:: Records for the task

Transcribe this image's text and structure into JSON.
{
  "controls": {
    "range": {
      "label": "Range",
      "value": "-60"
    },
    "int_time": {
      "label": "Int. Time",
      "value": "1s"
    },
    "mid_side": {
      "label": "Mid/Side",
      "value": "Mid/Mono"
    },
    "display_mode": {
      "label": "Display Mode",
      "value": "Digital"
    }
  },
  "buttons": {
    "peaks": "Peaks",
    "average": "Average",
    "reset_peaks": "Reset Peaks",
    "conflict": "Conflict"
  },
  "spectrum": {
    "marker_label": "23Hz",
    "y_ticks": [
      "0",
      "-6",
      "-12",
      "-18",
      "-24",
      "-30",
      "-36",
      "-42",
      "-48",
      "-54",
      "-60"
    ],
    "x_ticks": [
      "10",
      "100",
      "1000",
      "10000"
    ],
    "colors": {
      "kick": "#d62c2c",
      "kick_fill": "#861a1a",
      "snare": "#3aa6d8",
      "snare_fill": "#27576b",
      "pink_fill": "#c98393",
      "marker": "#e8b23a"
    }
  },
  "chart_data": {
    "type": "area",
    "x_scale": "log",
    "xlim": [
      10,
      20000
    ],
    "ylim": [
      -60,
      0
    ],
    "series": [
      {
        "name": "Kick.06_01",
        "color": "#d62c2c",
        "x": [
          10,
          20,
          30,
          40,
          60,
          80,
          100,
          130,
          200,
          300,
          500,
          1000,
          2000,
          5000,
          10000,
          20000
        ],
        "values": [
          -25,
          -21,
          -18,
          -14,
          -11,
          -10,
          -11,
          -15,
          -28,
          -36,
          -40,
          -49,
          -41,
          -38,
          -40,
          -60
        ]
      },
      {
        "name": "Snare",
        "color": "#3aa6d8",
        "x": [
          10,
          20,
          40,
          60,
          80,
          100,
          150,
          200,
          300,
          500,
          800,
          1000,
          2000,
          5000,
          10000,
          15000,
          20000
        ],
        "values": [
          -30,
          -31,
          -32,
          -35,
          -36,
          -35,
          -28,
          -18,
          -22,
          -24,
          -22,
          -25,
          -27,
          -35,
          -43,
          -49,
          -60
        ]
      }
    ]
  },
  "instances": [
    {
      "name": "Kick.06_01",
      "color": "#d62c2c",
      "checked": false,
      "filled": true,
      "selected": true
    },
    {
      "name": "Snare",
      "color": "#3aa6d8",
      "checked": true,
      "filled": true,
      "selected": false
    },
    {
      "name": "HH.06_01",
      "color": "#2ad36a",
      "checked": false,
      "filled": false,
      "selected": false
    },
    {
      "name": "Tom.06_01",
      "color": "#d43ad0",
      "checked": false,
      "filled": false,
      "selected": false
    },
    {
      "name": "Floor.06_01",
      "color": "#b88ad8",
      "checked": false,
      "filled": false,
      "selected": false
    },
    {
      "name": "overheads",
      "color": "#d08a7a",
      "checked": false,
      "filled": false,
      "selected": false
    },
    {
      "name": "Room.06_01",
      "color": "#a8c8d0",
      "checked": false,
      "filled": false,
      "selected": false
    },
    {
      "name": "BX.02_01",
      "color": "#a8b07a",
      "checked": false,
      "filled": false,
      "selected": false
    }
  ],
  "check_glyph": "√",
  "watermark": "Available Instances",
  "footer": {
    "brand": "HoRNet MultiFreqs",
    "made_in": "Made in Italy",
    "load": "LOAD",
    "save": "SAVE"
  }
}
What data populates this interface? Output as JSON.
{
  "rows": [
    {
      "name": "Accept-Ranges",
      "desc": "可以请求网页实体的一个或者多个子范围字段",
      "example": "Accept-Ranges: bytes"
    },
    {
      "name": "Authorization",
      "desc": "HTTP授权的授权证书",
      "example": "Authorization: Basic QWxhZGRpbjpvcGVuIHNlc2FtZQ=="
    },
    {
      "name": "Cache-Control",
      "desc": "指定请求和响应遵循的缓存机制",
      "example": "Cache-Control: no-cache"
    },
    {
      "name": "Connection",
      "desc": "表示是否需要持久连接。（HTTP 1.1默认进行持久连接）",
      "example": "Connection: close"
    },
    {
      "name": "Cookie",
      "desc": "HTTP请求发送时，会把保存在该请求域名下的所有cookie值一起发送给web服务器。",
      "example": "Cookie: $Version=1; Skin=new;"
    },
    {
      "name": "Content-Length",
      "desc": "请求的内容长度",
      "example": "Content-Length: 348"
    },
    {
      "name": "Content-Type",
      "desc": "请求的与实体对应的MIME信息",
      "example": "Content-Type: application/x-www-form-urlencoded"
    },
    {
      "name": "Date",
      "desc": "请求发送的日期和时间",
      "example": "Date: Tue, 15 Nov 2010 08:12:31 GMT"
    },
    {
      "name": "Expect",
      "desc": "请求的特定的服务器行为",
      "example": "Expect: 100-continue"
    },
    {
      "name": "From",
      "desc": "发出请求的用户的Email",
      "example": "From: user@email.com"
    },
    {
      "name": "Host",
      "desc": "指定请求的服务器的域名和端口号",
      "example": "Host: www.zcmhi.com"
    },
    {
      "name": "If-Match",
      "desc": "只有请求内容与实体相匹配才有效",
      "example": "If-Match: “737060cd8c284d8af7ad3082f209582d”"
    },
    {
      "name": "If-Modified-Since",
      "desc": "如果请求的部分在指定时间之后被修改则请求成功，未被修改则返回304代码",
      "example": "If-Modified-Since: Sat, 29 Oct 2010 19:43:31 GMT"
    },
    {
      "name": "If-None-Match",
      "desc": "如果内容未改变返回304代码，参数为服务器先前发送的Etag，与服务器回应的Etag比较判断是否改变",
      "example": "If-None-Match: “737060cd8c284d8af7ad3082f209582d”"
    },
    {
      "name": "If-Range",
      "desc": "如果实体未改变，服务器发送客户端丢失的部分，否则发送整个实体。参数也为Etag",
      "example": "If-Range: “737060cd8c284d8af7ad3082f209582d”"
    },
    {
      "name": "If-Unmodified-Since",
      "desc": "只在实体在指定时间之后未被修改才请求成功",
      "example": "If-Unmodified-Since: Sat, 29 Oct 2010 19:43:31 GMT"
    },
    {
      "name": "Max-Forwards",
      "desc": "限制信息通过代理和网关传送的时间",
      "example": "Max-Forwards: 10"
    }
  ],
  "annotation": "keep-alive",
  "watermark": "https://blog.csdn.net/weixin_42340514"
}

::::

▸ **Problem details**:
Reproduce all of the data exactly as given.

▸ **Task solution**:
Transcribe this image's text and structure into JSON.
{
  "controls": {
    "range": {
      "label": "Range",
      "value": "-60"
    },
    "int_time": {
      "label": "Int. Time",
      "value": "1s"
    },
    "mid_side": {
      "label": "Mid/Side",
      "value": "Mid/Mono"
    },
    "display_mode": {
      "label": "Display Mode",
      "value": "Digital"
    }
  },
  "buttons": {
    "peaks": "Peaks",
    "average": "Average",
    "reset_peaks": "Reset Peaks",
    "conflict": "Conflict"
  },
  "spectrum": {
    "marker_label": "23Hz",
    "y_ticks": [
      "0",
      "-6",
      "-12",
      "-18",
      "-24",
      "-30",
      "-36",
      "-42",
      "-48",
      "-54",
      "-60"
    ],
    "x_ticks": [
      "10",
      "100",
      "1000",
      "10000"
    ],
    "colors": {
      "kick": "#d62c2c",
      "kick_fill": "#861a1a",
      "snare": "#3aa6d8",
      "snare_fill": "#27576b",
      "pink_fill": "#c98393",
      "marker": "#e8b23a"
    }
  },
  "chart_data": {
    "type": "area",
    "x_scale": "log",
    "xlim": [
      10,
      20000
    ],
    "ylim": [
      -60,
      0
    ],
    "series": [
      {
        "name": "Kick.06_01",
        "color": "#d62c2c",
        "x": [
          10,
          20,
          30,
          40,
          60,
          80,
          100,
          130,
          200,
          300,
          500,
          1000,
          2000,
          5000,
          10000,
          20000
        ],
        "values": [
          -25,
          -21,
          -18,
          -14,
          -11,
          -10,
          -11,
          -15,
          -28,
          -36,
          -40,
          -49,
          -41,
          -38,
          -40,
          -60
        ]
      },
      {
        "name": "Snare",
        "color": "#3aa6d8",
        "x": [
          10,
          20,
          40,
          60,
          80,
          100,
          150,
          200,
          300,
          500,
          800,
          1000,
          2000,
          5000,
          10000,
          15000,
          20000
        ],
        "values": [
          -30,
          -31,
          -32,
          -35,
          -36,
          -35,
          -28,
          -18,
          -22,
          -24,
          -22,
          -25,
          -27,
          -35,
          -43,
          -49,
          -60
        ]
      }
    ]
  },
  "instances": [
    {
      "name": "Kick.06_01",
      "color": "#d62c2c",
      "checked": false,
      "filled": true,
      "selected": true
    },
    {
      "name": "Snare",
      "color": "#3aa6d8",
      "checked": true,
      "filled": true,
      "selected": false
    },
    {
      "name": "HH.06_01",
      "color": "#2ad36a",
      "checked": false,
      "filled": false,
      "selected": false
    },
    {
      "name": "Tom.06_01",
      "color": "#d43ad0",
      "checked": false,
      "filled": false,
      "selected": false
    },
    {
      "name": "Floor.06_01",
      "color": "#b88ad8",
      "checked": false,
      "filled": false,
      "selected": false
    },
    {
      "name": "overheads",
      "color": "#d08a7a",
      "checked": false,
      "filled": false,
      "selected": false
    },
    {
      "name": "Room.06_01",
      "color": "#a8c8d0",
      "checked": false,
      "filled": false,
      "selected": false
    },
    {
      "name": "BX.02_01",
      "color": "#a8b07a",
      "checked": false,
      "filled": false,
      "selected": false
    }
  ],
  "check_glyph": "√",
  "watermark": "Available Instances",
  "footer": {
    "brand": "HoRNet MultiFreqs",
    "made_in": "Made in Italy",
    "load": "LOAD",
    "save": "SAVE"
  }
}
What data populates this interface? Output as JSON.
{
  "rows": [
    {
      "name": "Accept-Ranges",
      "desc": "可以请求网页实体的一个或者多个子范围字段",
      "example": "Accept-Ranges: bytes"
    },
    {
      "name": "Authorization",
      "desc": "HTTP授权的授权证书",
      "example": "Authorization: Basic QWxhZGRpbjpvcGVuIHNlc2FtZQ=="
    },
    {
      "name": "Cache-Control",
      "desc": "指定请求和响应遵循的缓存机制",
      "example": "Cache-Control: no-cache"
    },
    {
      "name": "Connection",
      "desc": "表示是否需要持久连接。（HTTP 1.1默认进行持久连接）",
      "example": "Connection: close"
    },
    {
      "name": "Cookie",
      "desc": "HTTP请求发送时，会把保存在该请求域名下的所有cookie值一起发送给web服务器。",
      "example": "Cookie: $Version=1; Skin=new;"
    },
    {
      "name": "Content-Length",
      "desc": "请求的内容长度",
      "example": "Content-Length: 348"
    },
    {
      "name": "Content-Type",
      "desc": "请求的与实体对应的MIME信息",
      "example": "Content-Type: application/x-www-form-urlencoded"
    },
    {
      "name": "Date",
      "desc": "请求发送的日期和时间",
      "example": "Date: Tue, 15 Nov 2010 08:12:31 GMT"
    },
    {
      "name": "Expect",
      "desc": "请求的特定的服务器行为",
      "example": "Expect: 100-continue"
    },
    {
      "name": "From",
      "desc": "发出请求的用户的Email",
      "example": "From: user@email.com"
    },
    {
      "name": "Host",
      "desc": "指定请求的服务器的域名和端口号",
      "example": "Host: www.zcmhi.com"
    },
    {
      "name": "If-Match",
      "desc": "只有请求内容与实体相匹配才有效",
      "example": "If-Match: “737060cd8c284d8af7ad3082f209582d”"
    },
    {
      "name": "If-Modified-Since",
      "desc": "如果请求的部分在指定时间之后被修改则请求成功，未被修改则返回304代码",
      "example": "If-Modified-Since: Sat, 29 Oct 2010 19:43:31 GMT"
    },
    {
      "name": "If-None-Match",
      "desc": "如果内容未改变返回304代码，参数为服务器先前发送的Etag，与服务器回应的Etag比较判断是否改变",
      "example": "If-None-Match: “737060cd8c284d8af7ad3082f209582d”"
    },
    {
      "name": "If-Range",
      "desc": "如果实体未改变，服务器发送客户端丢失的部分，否则发送整个实体。参数也为Etag",
      "example": "If-Range: “737060cd8c284d8af7ad3082f209582d”"
    },
    {
      "name": "If-Unmodified-Since",
      "desc": "只在实体在指定时间之后未被修改才请求成功",
      "example": "If-Unmodified-Since: Sat, 29 Oct 2010 19:43:31 GMT"
    },
    {
      "name": "Max-Forwards",
      "desc": "限制信息通过代理和网关传送的时间",
      "example": "Max-Forwards: 10"
    }
  ],
  "annotation": "keep-alive",
  "watermark": "https://blog.csdn.net/weixin_42340514"
}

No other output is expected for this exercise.